DATA PROVIDED:
------------------------

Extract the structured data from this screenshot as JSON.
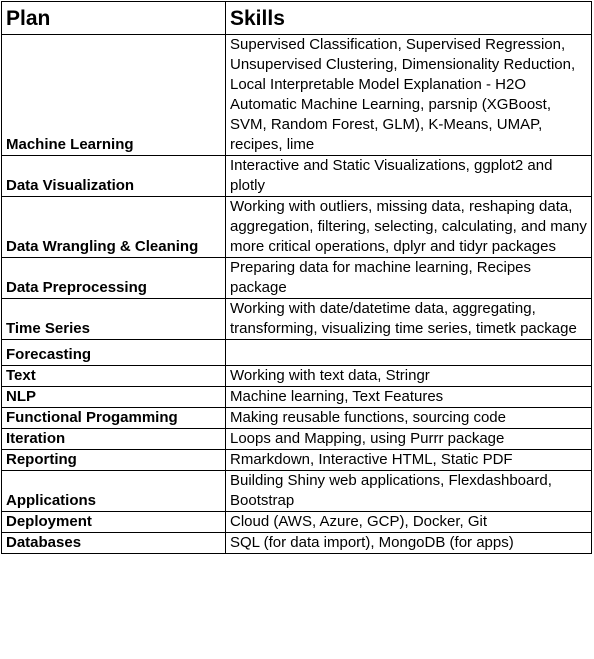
{
  "headers": {
    "plan": "Plan",
    "skills": "Skills"
  },
  "rows": [
    {
      "plan": "Machine Learning",
      "skills": "Supervised Classification, Supervised Regression, Unsupervised Clustering, Dimensionality Reduction, Local Interpretable Model Explanation - H2O Automatic Machine Learning, parsnip (XGBoost, SVM, Random Forest, GLM), K-Means, UMAP, recipes, lime"
    },
    {
      "plan": "Data Visualization",
      "skills": "Interactive and Static Visualizations, ggplot2 and plotly"
    },
    {
      "plan": "Data Wrangling & Cleaning",
      "skills": "Working with outliers, missing data, reshaping data, aggregation, filtering, selecting, calculating, and many more critical operations, dplyr and tidyr packages"
    },
    {
      "plan": "Data Preprocessing",
      "skills": "Preparing data for machine learning, Recipes package"
    },
    {
      "plan": "Time Series",
      "skills": "Working with date/datetime data, aggregating, transforming, visualizing time series, timetk package"
    },
    {
      "plan": "Forecasting",
      "skills": ""
    },
    {
      "plan": "Text",
      "skills": "Working with text data, Stringr"
    },
    {
      "plan": "NLP",
      "skills": "Machine learning, Text Features"
    },
    {
      "plan": "Functional Progamming",
      "skills": "Making reusable functions, sourcing code"
    },
    {
      "plan": "Iteration",
      "skills": "Loops and Mapping, using Purrr package"
    },
    {
      "plan": "Reporting",
      "skills": "Rmarkdown, Interactive HTML, Static PDF"
    },
    {
      "plan": "Applications",
      "skills": "Building Shiny web applications, Flexdashboard, Bootstrap"
    },
    {
      "plan": "Deployment",
      "skills": "Cloud (AWS, Azure, GCP), Docker, Git"
    },
    {
      "plan": "Databases",
      "skills": "SQL (for data import), MongoDB (for apps)"
    }
  ]
}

------------------------

Restate the listing above word for word, and skip the pictures.

Extract the structured data from this screenshot as JSON.
{
  "headers": {
    "plan": "Plan",
    "skills": "Skills"
  },
  "rows": [
    {
      "plan": "Machine Learning",
      "skills": "Supervised Classification, Supervised Regression, Unsupervised Clustering, Dimensionality Reduction, Local Interpretable Model Explanation - H2O Automatic Machine Learning, parsnip (XGBoost, SVM, Random Forest, GLM), K-Means, UMAP, recipes, lime"
    },
    {
      "plan": "Data Visualization",
      "skills": "Interactive and Static Visualizations, ggplot2 and plotly"
    },
    {
      "plan": "Data Wrangling & Cleaning",
      "skills": "Working with outliers, missing data, reshaping data, aggregation, filtering, selecting, calculating, and many more critical operations, dplyr and tidyr packages"
    },
    {
      "plan": "Data Preprocessing",
      "skills": "Preparing data for machine learning, Recipes package"
    },
    {
      "plan": "Time Series",
      "skills": "Working with date/datetime data, aggregating, transforming, visualizing time series, timetk package"
    },
    {
      "plan": "Forecasting",
      "skills": ""
    },
    {
      "plan": "Text",
      "skills": "Working with text data, Stringr"
    },
    {
      "plan": "NLP",
      "skills": "Machine learning, Text Features"
    },
    {
      "plan": "Functional Progamming",
      "skills": "Making reusable functions, sourcing code"
    },
    {
      "plan": "Iteration",
      "skills": "Loops and Mapping, using Purrr package"
    },
    {
      "plan": "Reporting",
      "skills": "Rmarkdown, Interactive HTML, Static PDF"
    },
    {
      "plan": "Applications",
      "skills": "Building Shiny web applications, Flexdashboard, Bootstrap"
    },
    {
      "plan": "Deployment",
      "skills": "Cloud (AWS, Azure, GCP), Docker, Git"
    },
    {
      "plan": "Databases",
      "skills": "SQL (for data import), MongoDB (for apps)"
    }
  ]
}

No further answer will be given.